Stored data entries
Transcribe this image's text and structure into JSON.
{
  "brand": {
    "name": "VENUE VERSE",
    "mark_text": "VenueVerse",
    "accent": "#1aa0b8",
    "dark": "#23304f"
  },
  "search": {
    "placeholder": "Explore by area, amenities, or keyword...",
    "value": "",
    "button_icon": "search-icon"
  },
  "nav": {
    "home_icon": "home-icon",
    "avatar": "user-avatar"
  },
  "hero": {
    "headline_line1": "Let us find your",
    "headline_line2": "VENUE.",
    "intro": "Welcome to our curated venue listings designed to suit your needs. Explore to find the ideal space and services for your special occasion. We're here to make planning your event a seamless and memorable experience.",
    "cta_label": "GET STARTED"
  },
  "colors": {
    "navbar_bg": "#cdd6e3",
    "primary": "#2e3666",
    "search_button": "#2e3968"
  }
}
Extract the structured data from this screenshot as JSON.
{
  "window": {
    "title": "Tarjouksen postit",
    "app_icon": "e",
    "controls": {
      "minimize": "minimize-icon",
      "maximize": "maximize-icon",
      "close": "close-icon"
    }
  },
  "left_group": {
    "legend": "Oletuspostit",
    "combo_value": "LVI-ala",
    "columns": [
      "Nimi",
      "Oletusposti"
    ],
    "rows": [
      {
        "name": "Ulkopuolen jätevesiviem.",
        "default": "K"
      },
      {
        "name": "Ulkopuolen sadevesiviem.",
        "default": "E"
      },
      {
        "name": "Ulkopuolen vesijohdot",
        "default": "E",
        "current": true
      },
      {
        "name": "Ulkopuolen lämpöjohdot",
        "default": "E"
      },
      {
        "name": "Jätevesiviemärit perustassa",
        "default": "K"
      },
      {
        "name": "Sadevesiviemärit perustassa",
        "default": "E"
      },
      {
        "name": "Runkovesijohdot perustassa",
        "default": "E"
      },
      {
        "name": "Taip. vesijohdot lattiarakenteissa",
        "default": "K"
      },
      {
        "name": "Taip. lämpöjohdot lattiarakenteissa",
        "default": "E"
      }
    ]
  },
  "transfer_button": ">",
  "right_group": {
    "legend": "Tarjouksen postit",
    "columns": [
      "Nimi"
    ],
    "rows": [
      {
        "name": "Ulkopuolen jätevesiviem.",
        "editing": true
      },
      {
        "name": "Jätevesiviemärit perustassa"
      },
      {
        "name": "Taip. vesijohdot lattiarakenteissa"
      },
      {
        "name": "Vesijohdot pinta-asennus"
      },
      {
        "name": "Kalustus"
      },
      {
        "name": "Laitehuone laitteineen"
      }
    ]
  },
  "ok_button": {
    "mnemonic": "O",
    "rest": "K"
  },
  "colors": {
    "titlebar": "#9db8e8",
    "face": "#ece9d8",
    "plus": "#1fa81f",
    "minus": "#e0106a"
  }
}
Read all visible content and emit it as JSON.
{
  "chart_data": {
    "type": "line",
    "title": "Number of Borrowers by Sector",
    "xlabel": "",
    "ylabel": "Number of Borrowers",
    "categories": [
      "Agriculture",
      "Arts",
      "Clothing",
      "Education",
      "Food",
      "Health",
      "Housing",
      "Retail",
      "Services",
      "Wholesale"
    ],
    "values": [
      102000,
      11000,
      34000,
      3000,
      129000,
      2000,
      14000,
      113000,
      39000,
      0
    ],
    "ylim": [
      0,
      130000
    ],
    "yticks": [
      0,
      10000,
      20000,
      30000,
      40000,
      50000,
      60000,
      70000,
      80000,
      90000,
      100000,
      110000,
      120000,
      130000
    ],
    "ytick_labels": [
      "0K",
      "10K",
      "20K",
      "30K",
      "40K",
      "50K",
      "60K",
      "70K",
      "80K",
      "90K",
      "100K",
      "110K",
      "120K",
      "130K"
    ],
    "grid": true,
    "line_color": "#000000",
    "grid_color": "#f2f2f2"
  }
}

OBJECTIVE: Print the records once more, exactly as they were given.

RESPONSE TO THE EXERCISE:
Transcribe this image's text and structure into JSON.
{
  "brand": {
    "name": "VENUE VERSE",
    "mark_text": "VenueVerse",
    "accent": "#1aa0b8",
    "dark": "#23304f"
  },
  "search": {
    "placeholder": "Explore by area, amenities, or keyword...",
    "value": "",
    "button_icon": "search-icon"
  },
  "nav": {
    "home_icon": "home-icon",
    "avatar": "user-avatar"
  },
  "hero": {
    "headline_line1": "Let us find your",
    "headline_line2": "VENUE.",
    "intro": "Welcome to our curated venue listings designed to suit your needs. Explore to find the ideal space and services for your special occasion. We're here to make planning your event a seamless and memorable experience.",
    "cta_label": "GET STARTED"
  },
  "colors": {
    "navbar_bg": "#cdd6e3",
    "primary": "#2e3666",
    "search_button": "#2e3968"
  }
}
Extract the structured data from this screenshot as JSON.
{
  "window": {
    "title": "Tarjouksen postit",
    "app_icon": "e",
    "controls": {
      "minimize": "minimize-icon",
      "maximize": "maximize-icon",
      "close": "close-icon"
    }
  },
  "left_group": {
    "legend": "Oletuspostit",
    "combo_value": "LVI-ala",
    "columns": [
      "Nimi",
      "Oletusposti"
    ],
    "rows": [
      {
        "name": "Ulkopuolen jätevesiviem.",
        "default": "K"
      },
      {
        "name": "Ulkopuolen sadevesiviem.",
        "default": "E"
      },
      {
        "name": "Ulkopuolen vesijohdot",
        "default": "E",
        "current": true
      },
      {
        "name": "Ulkopuolen lämpöjohdot",
        "default": "E"
      },
      {
        "name": "Jätevesiviemärit perustassa",
        "default": "K"
      },
      {
        "name": "Sadevesiviemärit perustassa",
        "default": "E"
      },
      {
        "name": "Runkovesijohdot perustassa",
        "default": "E"
      },
      {
        "name": "Taip. vesijohdot lattiarakenteissa",
        "default": "K"
      },
      {
        "name": "Taip. lämpöjohdot lattiarakenteissa",
        "default": "E"
      }
    ]
  },
  "transfer_button": ">",
  "right_group": {
    "legend": "Tarjouksen postit",
    "columns": [
      "Nimi"
    ],
    "rows": [
      {
        "name": "Ulkopuolen jätevesiviem.",
        "editing": true
      },
      {
        "name": "Jätevesiviemärit perustassa"
      },
      {
        "name": "Taip. vesijohdot lattiarakenteissa"
      },
      {
        "name": "Vesijohdot pinta-asennus"
      },
      {
        "name": "Kalustus"
      },
      {
        "name": "Laitehuone laitteineen"
      }
    ]
  },
  "ok_button": {
    "mnemonic": "O",
    "rest": "K"
  },
  "colors": {
    "titlebar": "#9db8e8",
    "face": "#ece9d8",
    "plus": "#1fa81f",
    "minus": "#e0106a"
  }
}
Read all visible content and emit it as JSON.
{
  "chart_data": {
    "type": "line",
    "title": "Number of Borrowers by Sector",
    "xlabel": "",
    "ylabel": "Number of Borrowers",
    "categories": [
      "Agriculture",
      "Arts",
      "Clothing",
      "Education",
      "Food",
      "Health",
      "Housing",
      "Retail",
      "Services",
      "Wholesale"
    ],
    "values": [
      102000,
      11000,
      34000,
      3000,
      129000,
      2000,
      14000,
      113000,
      39000,
      0
    ],
    "ylim": [
      0,
      130000
    ],
    "yticks": [
      0,
      10000,
      20000,
      30000,
      40000,
      50000,
      60000,
      70000,
      80000,
      90000,
      100000,
      110000,
      120000,
      130000
    ],
    "ytick_labels": [
      "0K",
      "10K",
      "20K",
      "30K",
      "40K",
      "50K",
      "60K",
      "70K",
      "80K",
      "90K",
      "100K",
      "110K",
      "120K",
      "130K"
    ],
    "grid": true,
    "line_color": "#000000",
    "grid_color": "#f2f2f2"
  }
}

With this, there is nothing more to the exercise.